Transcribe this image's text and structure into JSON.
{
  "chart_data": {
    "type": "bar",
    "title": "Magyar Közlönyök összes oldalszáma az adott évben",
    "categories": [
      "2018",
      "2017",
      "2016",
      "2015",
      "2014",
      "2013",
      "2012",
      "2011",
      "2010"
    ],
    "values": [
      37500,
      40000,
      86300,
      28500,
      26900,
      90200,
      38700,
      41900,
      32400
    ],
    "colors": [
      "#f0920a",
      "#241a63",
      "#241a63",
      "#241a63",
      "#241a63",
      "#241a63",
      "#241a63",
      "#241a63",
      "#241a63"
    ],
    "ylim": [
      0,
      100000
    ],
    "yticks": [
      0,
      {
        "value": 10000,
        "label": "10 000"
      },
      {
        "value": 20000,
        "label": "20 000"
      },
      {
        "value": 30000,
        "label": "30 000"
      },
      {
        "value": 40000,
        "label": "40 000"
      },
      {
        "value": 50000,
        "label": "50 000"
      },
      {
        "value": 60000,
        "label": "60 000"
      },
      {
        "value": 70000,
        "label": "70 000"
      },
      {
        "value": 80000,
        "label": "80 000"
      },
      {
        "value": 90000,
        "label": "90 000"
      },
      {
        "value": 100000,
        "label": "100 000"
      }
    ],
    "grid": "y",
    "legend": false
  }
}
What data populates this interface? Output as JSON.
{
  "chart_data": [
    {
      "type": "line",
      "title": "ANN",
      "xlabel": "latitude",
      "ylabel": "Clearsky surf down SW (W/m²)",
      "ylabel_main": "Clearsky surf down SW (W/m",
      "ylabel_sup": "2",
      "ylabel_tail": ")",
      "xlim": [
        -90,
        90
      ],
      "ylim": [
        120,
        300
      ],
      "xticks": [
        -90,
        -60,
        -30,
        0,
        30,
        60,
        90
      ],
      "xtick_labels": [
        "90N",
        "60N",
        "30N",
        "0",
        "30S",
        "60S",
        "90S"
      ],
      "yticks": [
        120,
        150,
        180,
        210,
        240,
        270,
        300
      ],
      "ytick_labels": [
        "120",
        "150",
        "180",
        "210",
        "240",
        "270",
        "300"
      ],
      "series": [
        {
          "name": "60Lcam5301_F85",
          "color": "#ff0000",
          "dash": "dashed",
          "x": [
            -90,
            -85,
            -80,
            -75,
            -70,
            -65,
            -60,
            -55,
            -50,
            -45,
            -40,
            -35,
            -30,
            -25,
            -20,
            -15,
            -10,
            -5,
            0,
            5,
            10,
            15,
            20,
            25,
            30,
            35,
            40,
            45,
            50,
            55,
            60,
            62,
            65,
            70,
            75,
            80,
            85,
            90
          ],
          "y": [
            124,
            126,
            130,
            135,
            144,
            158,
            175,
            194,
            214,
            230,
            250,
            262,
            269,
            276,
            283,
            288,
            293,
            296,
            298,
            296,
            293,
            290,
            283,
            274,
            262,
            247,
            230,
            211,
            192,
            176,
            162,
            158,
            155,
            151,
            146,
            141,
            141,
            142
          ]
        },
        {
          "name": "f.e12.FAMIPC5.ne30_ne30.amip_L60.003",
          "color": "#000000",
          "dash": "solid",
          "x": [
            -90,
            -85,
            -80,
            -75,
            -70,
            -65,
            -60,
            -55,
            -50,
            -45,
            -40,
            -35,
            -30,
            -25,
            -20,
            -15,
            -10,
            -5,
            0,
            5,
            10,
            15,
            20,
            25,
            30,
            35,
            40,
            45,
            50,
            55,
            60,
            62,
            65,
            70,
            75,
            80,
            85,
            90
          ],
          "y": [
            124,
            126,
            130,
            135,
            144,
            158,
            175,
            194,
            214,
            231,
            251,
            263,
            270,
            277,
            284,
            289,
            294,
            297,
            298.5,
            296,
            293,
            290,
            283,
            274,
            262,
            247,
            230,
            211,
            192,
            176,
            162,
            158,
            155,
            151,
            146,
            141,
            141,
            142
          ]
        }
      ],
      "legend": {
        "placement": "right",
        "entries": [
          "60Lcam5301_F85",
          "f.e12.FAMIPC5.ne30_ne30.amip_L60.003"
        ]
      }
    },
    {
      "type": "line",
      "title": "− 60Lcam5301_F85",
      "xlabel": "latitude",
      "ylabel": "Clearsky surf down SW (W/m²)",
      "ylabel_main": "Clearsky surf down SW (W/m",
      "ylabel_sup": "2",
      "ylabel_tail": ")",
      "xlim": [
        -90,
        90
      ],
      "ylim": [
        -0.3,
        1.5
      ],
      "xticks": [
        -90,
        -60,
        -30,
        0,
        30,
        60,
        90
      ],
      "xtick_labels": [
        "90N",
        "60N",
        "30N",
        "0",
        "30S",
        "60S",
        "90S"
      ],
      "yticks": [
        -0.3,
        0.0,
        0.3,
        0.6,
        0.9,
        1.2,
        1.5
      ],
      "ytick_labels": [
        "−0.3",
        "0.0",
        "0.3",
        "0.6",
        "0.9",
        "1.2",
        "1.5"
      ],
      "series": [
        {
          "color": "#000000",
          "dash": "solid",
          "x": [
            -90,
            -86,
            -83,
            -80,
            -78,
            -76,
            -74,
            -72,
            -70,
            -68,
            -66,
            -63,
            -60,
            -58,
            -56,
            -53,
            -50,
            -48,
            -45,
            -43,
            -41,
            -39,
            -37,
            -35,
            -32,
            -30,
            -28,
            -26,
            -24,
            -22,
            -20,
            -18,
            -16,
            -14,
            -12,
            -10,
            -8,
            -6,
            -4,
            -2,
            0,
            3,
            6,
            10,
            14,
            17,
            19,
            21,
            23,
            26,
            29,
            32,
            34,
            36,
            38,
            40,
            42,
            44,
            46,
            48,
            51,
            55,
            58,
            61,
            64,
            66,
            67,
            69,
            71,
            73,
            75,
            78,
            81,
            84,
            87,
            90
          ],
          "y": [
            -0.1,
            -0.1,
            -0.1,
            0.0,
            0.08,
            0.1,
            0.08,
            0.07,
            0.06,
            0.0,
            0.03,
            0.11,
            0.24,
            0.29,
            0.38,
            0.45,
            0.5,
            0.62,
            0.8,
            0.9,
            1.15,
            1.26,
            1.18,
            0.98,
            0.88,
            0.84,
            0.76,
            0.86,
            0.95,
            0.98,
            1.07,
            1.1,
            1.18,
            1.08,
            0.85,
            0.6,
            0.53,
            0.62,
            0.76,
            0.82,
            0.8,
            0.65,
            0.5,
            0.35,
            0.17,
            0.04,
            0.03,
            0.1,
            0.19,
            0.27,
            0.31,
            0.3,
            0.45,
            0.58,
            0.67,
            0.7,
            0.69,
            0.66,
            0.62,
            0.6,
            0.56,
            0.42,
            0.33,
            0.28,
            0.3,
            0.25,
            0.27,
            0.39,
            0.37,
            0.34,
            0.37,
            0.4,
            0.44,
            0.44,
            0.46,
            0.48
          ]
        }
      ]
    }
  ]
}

### EXERCISE PROMPT
Set down all of the data above, word for word.

### SOLUTION TO THE PROBLEM
Transcribe this image's text and structure into JSON.
{
  "chart_data": {
    "type": "bar",
    "title": "Magyar Közlönyök összes oldalszáma az adott évben",
    "categories": [
      "2018",
      "2017",
      "2016",
      "2015",
      "2014",
      "2013",
      "2012",
      "2011",
      "2010"
    ],
    "values": [
      37500,
      40000,
      86300,
      28500,
      26900,
      90200,
      38700,
      41900,
      32400
    ],
    "colors": [
      "#f0920a",
      "#241a63",
      "#241a63",
      "#241a63",
      "#241a63",
      "#241a63",
      "#241a63",
      "#241a63",
      "#241a63"
    ],
    "ylim": [
      0,
      100000
    ],
    "yticks": [
      0,
      {
        "value": 10000,
        "label": "10 000"
      },
      {
        "value": 20000,
        "label": "20 000"
      },
      {
        "value": 30000,
        "label": "30 000"
      },
      {
        "value": 40000,
        "label": "40 000"
      },
      {
        "value": 50000,
        "label": "50 000"
      },
      {
        "value": 60000,
        "label": "60 000"
      },
      {
        "value": 70000,
        "label": "70 000"
      },
      {
        "value": 80000,
        "label": "80 000"
      },
      {
        "value": 90000,
        "label": "90 000"
      },
      {
        "value": 100000,
        "label": "100 000"
      }
    ],
    "grid": "y",
    "legend": false
  }
}
What data populates this interface? Output as JSON.
{
  "chart_data": [
    {
      "type": "line",
      "title": "ANN",
      "xlabel": "latitude",
      "ylabel": "Clearsky surf down SW (W/m²)",
      "ylabel_main": "Clearsky surf down SW (W/m",
      "ylabel_sup": "2",
      "ylabel_tail": ")",
      "xlim": [
        -90,
        90
      ],
      "ylim": [
        120,
        300
      ],
      "xticks": [
        -90,
        -60,
        -30,
        0,
        30,
        60,
        90
      ],
      "xtick_labels": [
        "90N",
        "60N",
        "30N",
        "0",
        "30S",
        "60S",
        "90S"
      ],
      "yticks": [
        120,
        150,
        180,
        210,
        240,
        270,
        300
      ],
      "ytick_labels": [
        "120",
        "150",
        "180",
        "210",
        "240",
        "270",
        "300"
      ],
      "series": [
        {
          "name": "60Lcam5301_F85",
          "color": "#ff0000",
          "dash": "dashed",
          "x": [
            -90,
            -85,
            -80,
            -75,
            -70,
            -65,
            -60,
            -55,
            -50,
            -45,
            -40,
            -35,
            -30,
            -25,
            -20,
            -15,
            -10,
            -5,
            0,
            5,
            10,
            15,
            20,
            25,
            30,
            35,
            40,
            45,
            50,
            55,
            60,
            62,
            65,
            70,
            75,
            80,
            85,
            90
          ],
          "y": [
            124,
            126,
            130,
            135,
            144,
            158,
            175,
            194,
            214,
            230,
            250,
            262,
            269,
            276,
            283,
            288,
            293,
            296,
            298,
            296,
            293,
            290,
            283,
            274,
            262,
            247,
            230,
            211,
            192,
            176,
            162,
            158,
            155,
            151,
            146,
            141,
            141,
            142
          ]
        },
        {
          "name": "f.e12.FAMIPC5.ne30_ne30.amip_L60.003",
          "color": "#000000",
          "dash": "solid",
          "x": [
            -90,
            -85,
            -80,
            -75,
            -70,
            -65,
            -60,
            -55,
            -50,
            -45,
            -40,
            -35,
            -30,
            -25,
            -20,
            -15,
            -10,
            -5,
            0,
            5,
            10,
            15,
            20,
            25,
            30,
            35,
            40,
            45,
            50,
            55,
            60,
            62,
            65,
            70,
            75,
            80,
            85,
            90
          ],
          "y": [
            124,
            126,
            130,
            135,
            144,
            158,
            175,
            194,
            214,
            231,
            251,
            263,
            270,
            277,
            284,
            289,
            294,
            297,
            298.5,
            296,
            293,
            290,
            283,
            274,
            262,
            247,
            230,
            211,
            192,
            176,
            162,
            158,
            155,
            151,
            146,
            141,
            141,
            142
          ]
        }
      ],
      "legend": {
        "placement": "right",
        "entries": [
          "60Lcam5301_F85",
          "f.e12.FAMIPC5.ne30_ne30.amip_L60.003"
        ]
      }
    },
    {
      "type": "line",
      "title": "− 60Lcam5301_F85",
      "xlabel": "latitude",
      "ylabel": "Clearsky surf down SW (W/m²)",
      "ylabel_main": "Clearsky surf down SW (W/m",
      "ylabel_sup": "2",
      "ylabel_tail": ")",
      "xlim": [
        -90,
        90
      ],
      "ylim": [
        -0.3,
        1.5
      ],
      "xticks": [
        -90,
        -60,
        -30,
        0,
        30,
        60,
        90
      ],
      "xtick_labels": [
        "90N",
        "60N",
        "30N",
        "0",
        "30S",
        "60S",
        "90S"
      ],
      "yticks": [
        -0.3,
        0.0,
        0.3,
        0.6,
        0.9,
        1.2,
        1.5
      ],
      "ytick_labels": [
        "−0.3",
        "0.0",
        "0.3",
        "0.6",
        "0.9",
        "1.2",
        "1.5"
      ],
      "series": [
        {
          "color": "#000000",
          "dash": "solid",
          "x": [
            -90,
            -86,
            -83,
            -80,
            -78,
            -76,
            -74,
            -72,
            -70,
            -68,
            -66,
            -63,
            -60,
            -58,
            -56,
            -53,
            -50,
            -48,
            -45,
            -43,
            -41,
            -39,
            -37,
            -35,
            -32,
            -30,
            -28,
            -26,
            -24,
            -22,
            -20,
            -18,
            -16,
            -14,
            -12,
            -10,
            -8,
            -6,
            -4,
            -2,
            0,
            3,
            6,
            10,
            14,
            17,
            19,
            21,
            23,
            26,
            29,
            32,
            34,
            36,
            38,
            40,
            42,
            44,
            46,
            48,
            51,
            55,
            58,
            61,
            64,
            66,
            67,
            69,
            71,
            73,
            75,
            78,
            81,
            84,
            87,
            90
          ],
          "y": [
            -0.1,
            -0.1,
            -0.1,
            0.0,
            0.08,
            0.1,
            0.08,
            0.07,
            0.06,
            0.0,
            0.03,
            0.11,
            0.24,
            0.29,
            0.38,
            0.45,
            0.5,
            0.62,
            0.8,
            0.9,
            1.15,
            1.26,
            1.18,
            0.98,
            0.88,
            0.84,
            0.76,
            0.86,
            0.95,
            0.98,
            1.07,
            1.1,
            1.18,
            1.08,
            0.85,
            0.6,
            0.53,
            0.62,
            0.76,
            0.82,
            0.8,
            0.65,
            0.5,
            0.35,
            0.17,
            0.04,
            0.03,
            0.1,
            0.19,
            0.27,
            0.31,
            0.3,
            0.45,
            0.58,
            0.67,
            0.7,
            0.69,
            0.66,
            0.62,
            0.6,
            0.56,
            0.42,
            0.33,
            0.28,
            0.3,
            0.25,
            0.27,
            0.39,
            0.37,
            0.34,
            0.37,
            0.4,
            0.44,
            0.44,
            0.46,
            0.48
          ]
        }
      ]
    }
  ]
}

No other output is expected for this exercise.